| WHAT THE EXERCISE ASKS |
Of all the lines in the material below, how many include the string "Fetch"? Give the number only.

| INPUT RECORDS |

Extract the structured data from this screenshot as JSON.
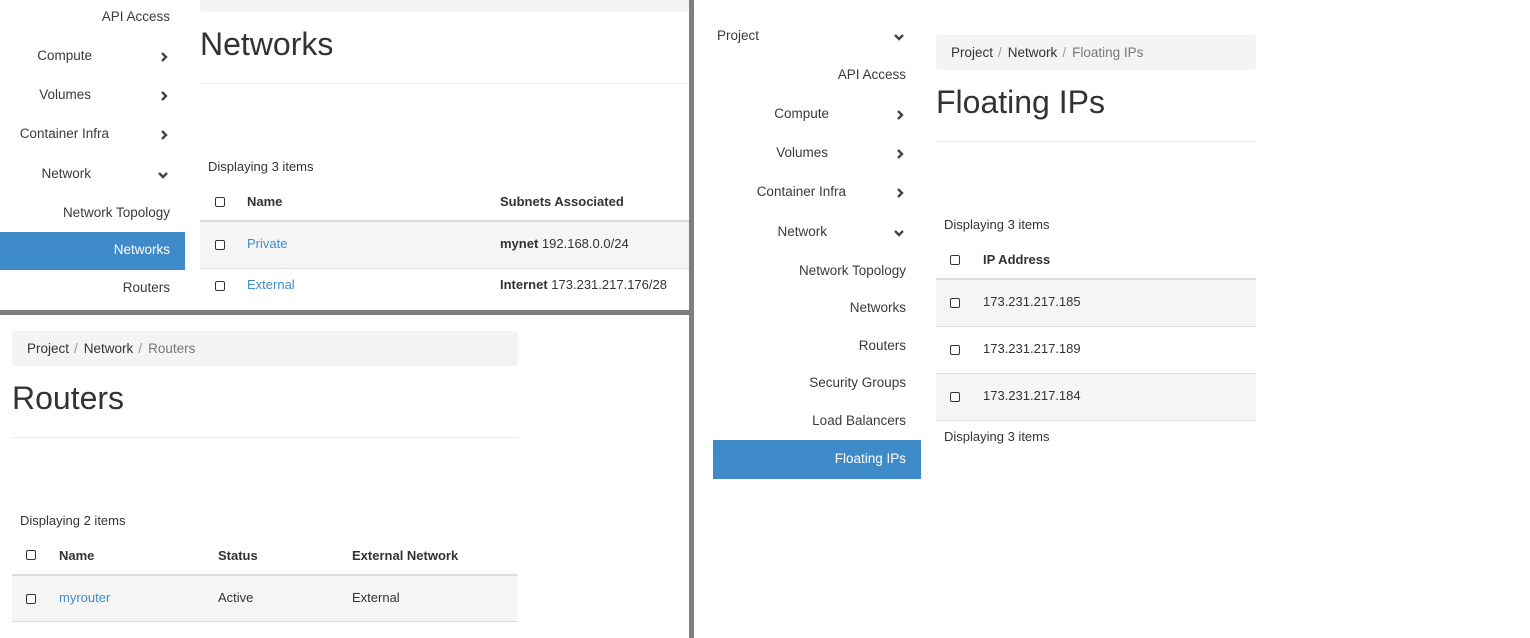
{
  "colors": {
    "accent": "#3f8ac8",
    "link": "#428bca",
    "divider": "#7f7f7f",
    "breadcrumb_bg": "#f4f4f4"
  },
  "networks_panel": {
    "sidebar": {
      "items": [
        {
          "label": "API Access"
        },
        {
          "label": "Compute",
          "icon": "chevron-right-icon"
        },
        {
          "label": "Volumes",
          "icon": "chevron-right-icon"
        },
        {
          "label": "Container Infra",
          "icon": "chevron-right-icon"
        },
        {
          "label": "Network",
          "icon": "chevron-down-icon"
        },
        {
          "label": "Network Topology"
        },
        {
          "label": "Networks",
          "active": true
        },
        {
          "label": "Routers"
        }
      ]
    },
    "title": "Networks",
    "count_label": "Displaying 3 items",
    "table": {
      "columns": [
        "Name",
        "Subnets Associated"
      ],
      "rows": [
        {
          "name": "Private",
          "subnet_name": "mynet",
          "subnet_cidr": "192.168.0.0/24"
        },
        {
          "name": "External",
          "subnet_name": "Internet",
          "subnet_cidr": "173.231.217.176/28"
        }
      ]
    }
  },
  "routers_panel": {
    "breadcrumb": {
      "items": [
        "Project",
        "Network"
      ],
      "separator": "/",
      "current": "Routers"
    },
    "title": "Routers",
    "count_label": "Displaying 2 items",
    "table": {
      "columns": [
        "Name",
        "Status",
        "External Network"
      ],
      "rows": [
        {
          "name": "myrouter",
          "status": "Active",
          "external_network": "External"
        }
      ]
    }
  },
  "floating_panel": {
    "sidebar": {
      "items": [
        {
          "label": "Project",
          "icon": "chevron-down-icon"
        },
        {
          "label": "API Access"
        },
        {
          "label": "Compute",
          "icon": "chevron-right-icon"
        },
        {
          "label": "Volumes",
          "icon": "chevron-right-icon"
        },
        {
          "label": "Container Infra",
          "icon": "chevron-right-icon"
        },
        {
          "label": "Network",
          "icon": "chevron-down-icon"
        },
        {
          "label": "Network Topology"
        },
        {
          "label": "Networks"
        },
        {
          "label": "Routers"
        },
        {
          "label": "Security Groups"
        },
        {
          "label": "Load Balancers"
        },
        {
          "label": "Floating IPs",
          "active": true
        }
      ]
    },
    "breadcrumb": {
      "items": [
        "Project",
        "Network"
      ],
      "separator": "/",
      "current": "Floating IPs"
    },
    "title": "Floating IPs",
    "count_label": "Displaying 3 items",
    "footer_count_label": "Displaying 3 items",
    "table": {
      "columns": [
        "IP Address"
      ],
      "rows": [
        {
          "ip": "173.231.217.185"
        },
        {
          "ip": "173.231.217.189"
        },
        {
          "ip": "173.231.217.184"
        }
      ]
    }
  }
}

...

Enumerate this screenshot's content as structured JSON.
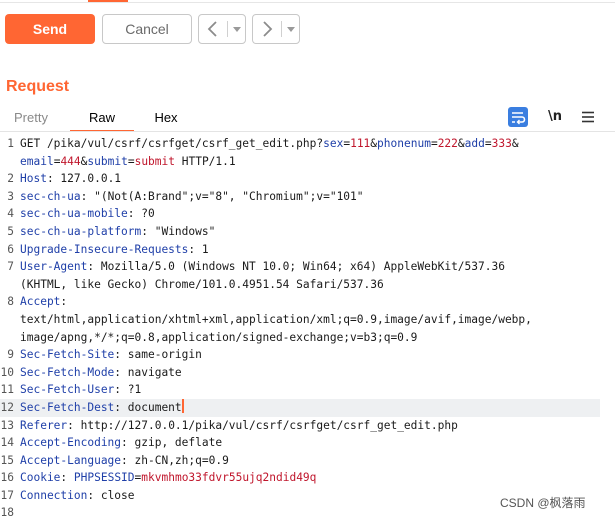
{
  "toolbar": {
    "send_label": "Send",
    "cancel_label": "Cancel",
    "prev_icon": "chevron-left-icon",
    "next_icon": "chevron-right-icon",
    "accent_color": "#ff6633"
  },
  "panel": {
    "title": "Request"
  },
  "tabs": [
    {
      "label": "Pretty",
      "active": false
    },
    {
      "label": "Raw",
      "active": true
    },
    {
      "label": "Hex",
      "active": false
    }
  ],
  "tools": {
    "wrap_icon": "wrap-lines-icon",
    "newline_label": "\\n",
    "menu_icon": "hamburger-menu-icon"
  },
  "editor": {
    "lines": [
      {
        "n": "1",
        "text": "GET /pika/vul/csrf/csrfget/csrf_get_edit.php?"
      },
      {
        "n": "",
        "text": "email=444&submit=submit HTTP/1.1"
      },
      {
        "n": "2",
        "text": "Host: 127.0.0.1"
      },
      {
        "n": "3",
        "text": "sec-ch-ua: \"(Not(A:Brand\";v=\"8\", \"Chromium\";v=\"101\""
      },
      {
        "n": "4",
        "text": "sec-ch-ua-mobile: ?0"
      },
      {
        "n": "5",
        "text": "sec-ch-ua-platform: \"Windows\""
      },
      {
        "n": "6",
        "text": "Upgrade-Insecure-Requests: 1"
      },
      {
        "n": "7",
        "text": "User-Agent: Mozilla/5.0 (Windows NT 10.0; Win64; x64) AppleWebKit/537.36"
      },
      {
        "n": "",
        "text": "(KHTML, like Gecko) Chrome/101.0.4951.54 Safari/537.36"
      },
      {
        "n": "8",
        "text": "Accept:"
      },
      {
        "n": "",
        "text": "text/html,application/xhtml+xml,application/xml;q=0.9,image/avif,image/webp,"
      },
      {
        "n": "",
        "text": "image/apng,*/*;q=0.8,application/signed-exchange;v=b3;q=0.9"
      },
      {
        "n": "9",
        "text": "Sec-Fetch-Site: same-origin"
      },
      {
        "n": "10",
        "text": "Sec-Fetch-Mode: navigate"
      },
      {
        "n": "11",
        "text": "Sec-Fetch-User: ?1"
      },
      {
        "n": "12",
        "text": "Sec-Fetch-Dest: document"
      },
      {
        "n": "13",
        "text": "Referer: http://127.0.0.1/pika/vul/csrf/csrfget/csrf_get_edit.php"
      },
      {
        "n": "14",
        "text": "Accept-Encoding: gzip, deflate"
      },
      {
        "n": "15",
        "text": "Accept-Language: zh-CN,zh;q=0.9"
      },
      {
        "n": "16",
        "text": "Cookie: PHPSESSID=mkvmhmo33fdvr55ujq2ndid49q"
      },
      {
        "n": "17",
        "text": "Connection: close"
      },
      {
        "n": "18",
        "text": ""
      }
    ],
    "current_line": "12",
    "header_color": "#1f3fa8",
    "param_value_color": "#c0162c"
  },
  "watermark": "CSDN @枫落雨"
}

| EXPECTED ANSWER |
4